# Exercise aim
Go through the entries below and copy each line containing the word "document".

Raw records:
◇ ◇ ◇ ◇

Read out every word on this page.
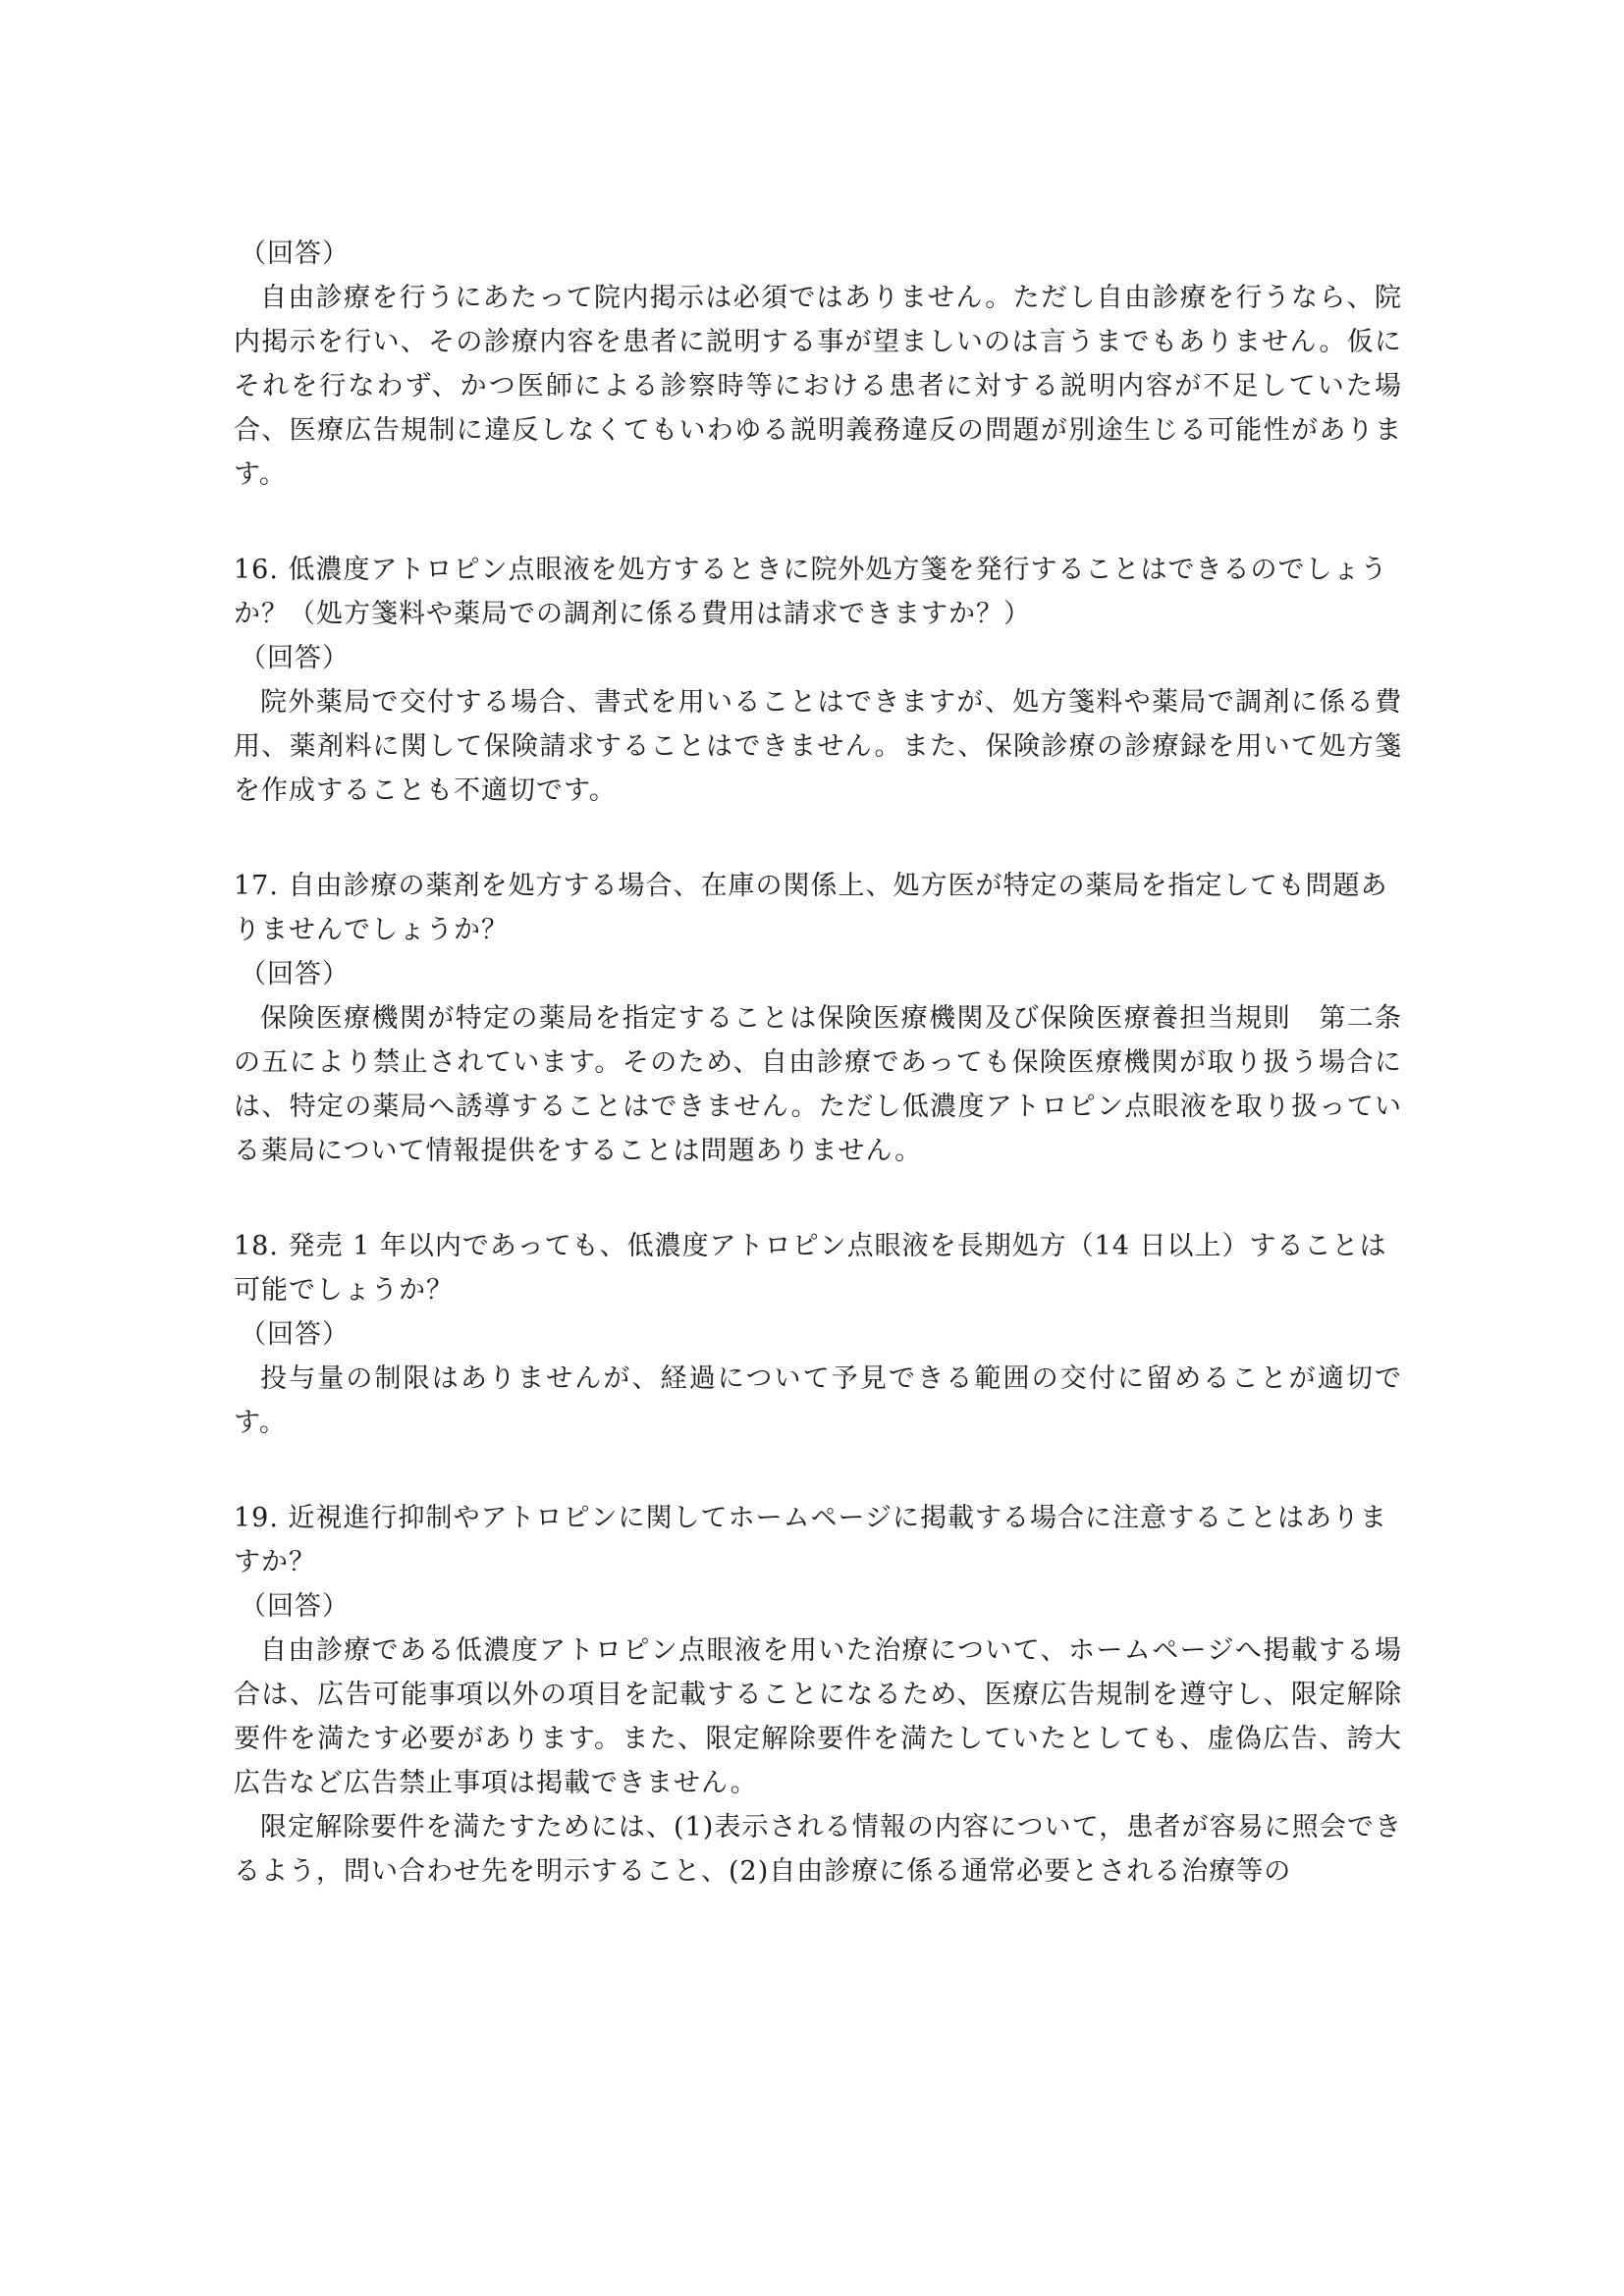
（回答）

自由診療を行うにあたって院内掲示は必須ではありません。ただし自由診療を行うなら、院内掲示を行い、その診療内容を患者に説明する事が望ましいのは言うまでもありません。仮にそれを行なわず、かつ医師による診察時等における患者に対する説明内容が不足していた場合、医療広告規制に違反しなくてもいわゆる説明義務違反の問題が別途生じる可能性があります。

16. 低濃度アトロピン点眼液を処方するときに院外処方箋を発行することはできるのでしょうか？（処方箋料や薬局での調剤に係る費用は請求できますか？）

（回答）

院外薬局で交付する場合、書式を用いることはできますが、処方箋料や薬局で調剤に係る費用、薬剤料に関して保険請求することはできません。また、保険診療の診療録を用いて処方箋を作成することも不適切です。

17. 自由診療の薬剤を処方する場合、在庫の関係上、処方医が特定の薬局を指定しても問題ありませんでしょうか？

（回答）

保険医療機関が特定の薬局を指定することは保険医療機関及び保険医療養担当規則　第二条の五により禁止されています。そのため、自由診療であっても保険医療機関が取り扱う場合には、特定の薬局へ誘導することはできません。ただし低濃度アトロピン点眼液を取り扱っている薬局について情報提供をすることは問題ありません。

18. 発売 1 年以内であっても、低濃度アトロピン点眼液を長期処方（14 日以上）することは可能でしょうか？

（回答）

投与量の制限はありませんが、経過について予見できる範囲の交付に留めることが適切です。

19. 近視進行抑制やアトロピンに関してホームページに掲載する場合に注意することはありますか？

（回答）

自由診療である低濃度アトロピン点眼液を用いた治療について、ホームページへ掲載する場合は、広告可能事項以外の項目を記載することになるため、医療広告規制を遵守し、限定解除要件を満たす必要があります。また、限定解除要件を満たしていたとしても、虚偽広告、誇大広告など広告禁止事項は掲載できません。

限定解除要件を満たすためには、(1)表示される情報の内容について，患者が容易に照会できるよう，問い合わせ先を明示すること、(2)自由診療に係る通常必要とされる治療等の
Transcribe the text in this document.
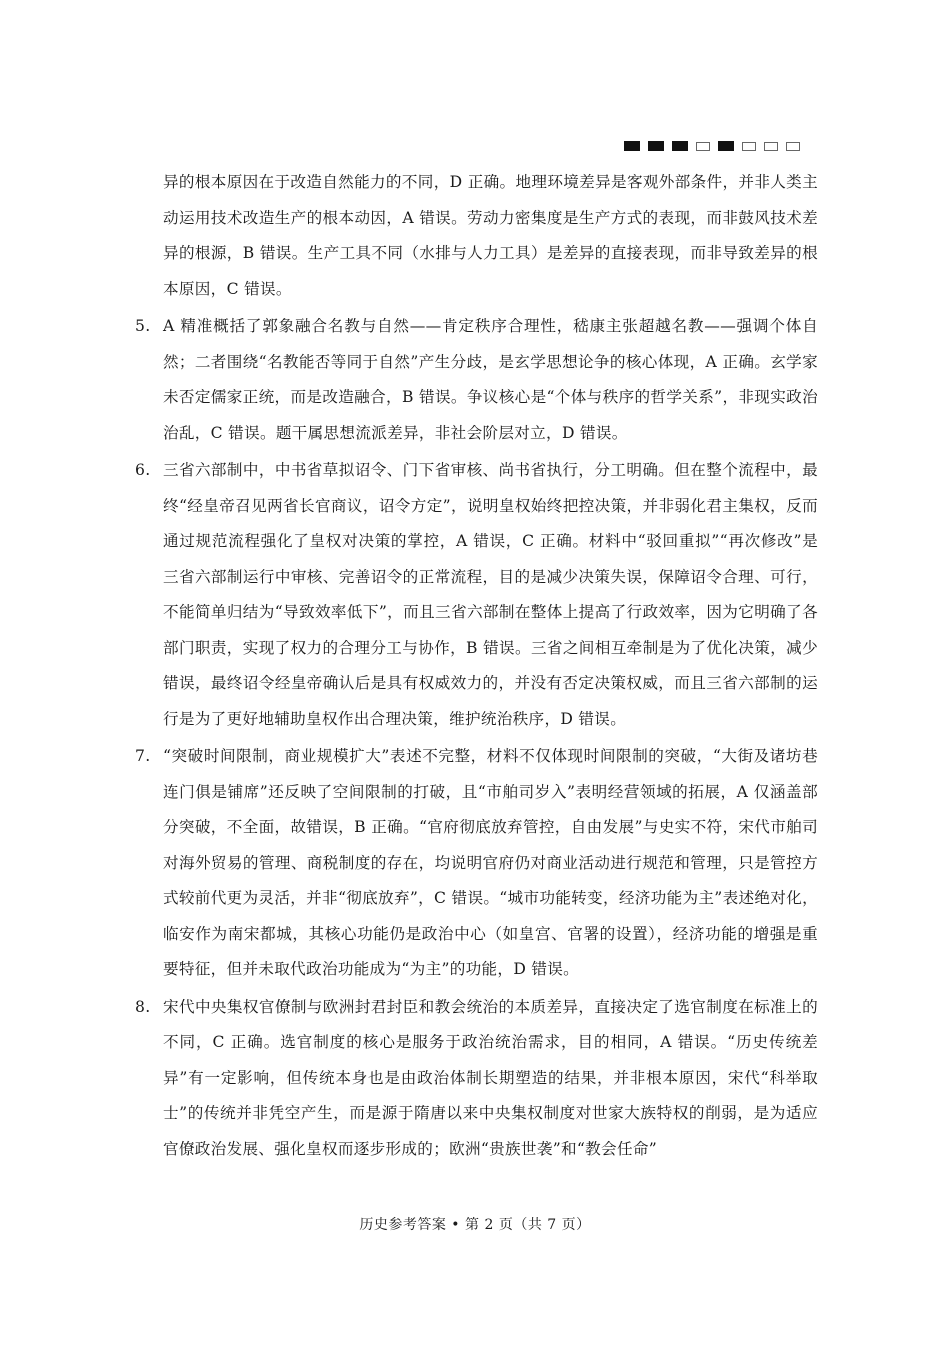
异的根本原因在于改造自然能力的不同，D 正确。地理环境差异是客观外部条件，并非人类主动运用技术改造生产的根本动因，A 错误。劳动力密集度是生产方式的表现，而非鼓风技术差异的根源，B 错误。生产工具不同（水排与人力工具）是差异的直接表现，而非导致差异的根本原因，C 错误。
5. A 精准概括了郭象融合名教与自然——肯定秩序合理性，嵇康主张超越名教——强调个体自然；二者围绕“名教能否等同于自然”产生分歧，是玄学思想论争的核心体现，A 正确。玄学家未否定儒家正统，而是改造融合，B 错误。争议核心是“个体与秩序的哲学关系”，非现实政治治乱，C 错误。题干属思想流派差异，非社会阶层对立，D 错误。
6. 三省六部制中，中书省草拟诏令、门下省审核、尚书省执行，分工明确。但在整个流程中，最终“经皇帝召见两省长官商议，诏令方定”，说明皇权始终把控决策，并非弱化君主集权，反而通过规范流程强化了皇权对决策的掌控，A 错误，C 正确。材料中“驳回重拟”“再次修改”是三省六部制运行中审核、完善诏令的正常流程，目的是减少决策失误，保障诏令合理、可行，不能简单归结为“导致效率低下”，而且三省六部制在整体上提高了行政效率，因为它明确了各部门职责，实现了权力的合理分工与协作，B 错误。三省之间相互牵制是为了优化决策，减少错误，最终诏令经皇帝确认后是具有权威效力的，并没有否定决策权威，而且三省六部制的运行是为了更好地辅助皇权作出合理决策，维护统治秩序，D 错误。
7. “突破时间限制，商业规模扩大”表述不完整，材料不仅体现时间限制的突破，“大街及诸坊巷连门俱是铺席”还反映了空间限制的打破，且“市舶司岁入”表明经营领域的拓展，A 仅涵盖部分突破，不全面，故错误，B 正确。“官府彻底放弃管控，自由发展”与史实不符，宋代市舶司对海外贸易的管理、商税制度的存在，均说明官府仍对商业活动进行规范和管理，只是管控方式较前代更为灵活，并非“彻底放弃”，C 错误。“城市功能转变，经济功能为主”表述绝对化，临安作为南宋都城，其核心功能仍是政治中心（如皇宫、官署的设置），经济功能的增强是重要特征，但并未取代政治功能成为“为主”的功能，D 错误。
8. 宋代中央集权官僚制与欧洲封君封臣和教会统治的本质差异，直接决定了选官制度在标准上的不同，C 正确。选官制度的核心是服务于政治统治需求，目的相同，A 错误。“历史传统差异”有一定影响，但传统本身也是由政治体制长期塑造的结果，并非根本原因，宋代“科举取士”的传统并非凭空产生，而是源于隋唐以来中央集权制度对世家大族特权的削弱，是为适应官僚政治发展、强化皇权而逐步形成的；欧洲“贵族世袭”和“教会任命”
历史参考答案 • 第 2 页（共 7 页）
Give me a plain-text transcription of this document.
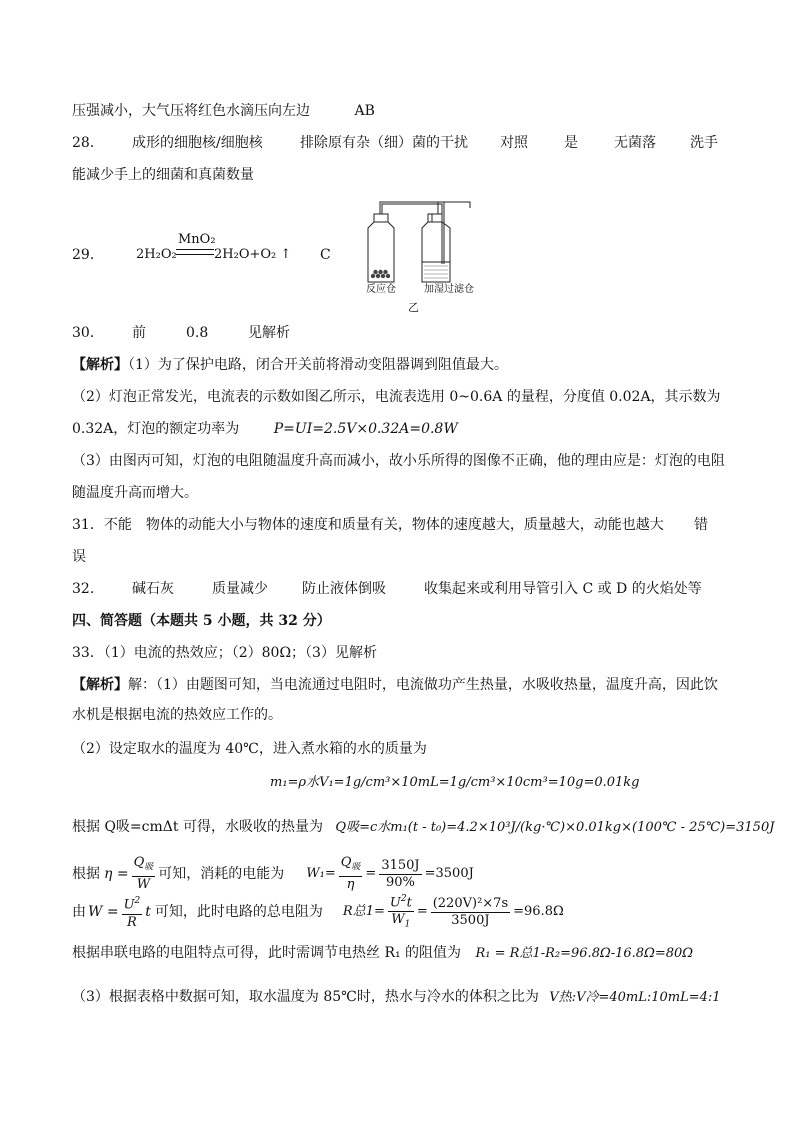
压强减小，大气压将红色水滴压向左边	AB
28． 成形的细胞核/细胞核	排除原有杂（细）菌的干扰 对照	是	无菌落 洗手
能减少手上的细菌和真菌数量
29． 2H₂O₂
MnO₂
2H₂O+O₂ ↑ C
反应仓	加湿过滤仓
乙
30． 前	0.8	见解析
【解析】（1）为了保护电路，闭合开关前将滑动变阻器调到阻值最大。
（2）灯泡正常发光，电流表的示数如图乙所示，电流表选用 0~0.6A 的量程，分度值 0.02A，其示数为
0.32A，灯泡的额定功率为 P=UI=2.5V×0.32A=0.8W
（3）由图丙可知，灯泡的电阻随温度升高而减小，故小乐所得的图像不正确，他的理由应是：灯泡的电阻
随温度升高而增大。
31．不能　物体的动能大小与物体的速度和质量有关，物体的速度越大，质量越大，动能也越大 错
误
32． 碱石灰	质量减少 防止液体倒吸	收集起来或利用导管引入 C 或 D 的火焰处等
四、简答题（本题共 5 小题，共 32 分）
33．（1）电流的热效应；（2）80Ω；（3）见解析
【解析】解：（1）由题图可知，当电流通过电阻时，电流做功产生热量，水吸收热量，温度升高，因此饮
水机是根据电流的热效应工作的。
（2）设定取水的温度为 40℃，进入煮水箱的水的质量为
m₁=ρ水V₁=1g/cm³×10mL=1g/cm³×10cm³=10g=0.01kg
根据 Q吸=cmΔt 可得，水吸收的热量为 Q吸=c水m₁(t - t₀)=4.2×10³J/(kg·℃)×0.01kg×(100℃ - 25℃)=3150J
根据 $\eta = \frac{Q_吸}{W}$ 可知，消耗的电能为 $W_1= \frac{Q_吸}{\eta} = \frac{3150J}{90\%} =3500J$
由 $W = \frac{U^2}{R}$ t 可知，此时电路的总电阻为 R总$1= \frac{U^2t}{W_1} = \frac{\text{(220V)²×7s}}{3500J} =96.8\Omega$
根据串联电路的电阻特点可得，此时需调节电热丝 R₁ 的阻值为 R₁ = R总1-R₂=96.8Ω-16.8Ω=80Ω
（3）根据表格中数据可知，取水温度为 85℃时，热水与冷水的体积之比为 V热:V冷=40mL:10mL=4:1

◇ ◇ ◇ ◇

# Exercise result
Transcribe the text in this document.
Give me a plain-text transcription of this document.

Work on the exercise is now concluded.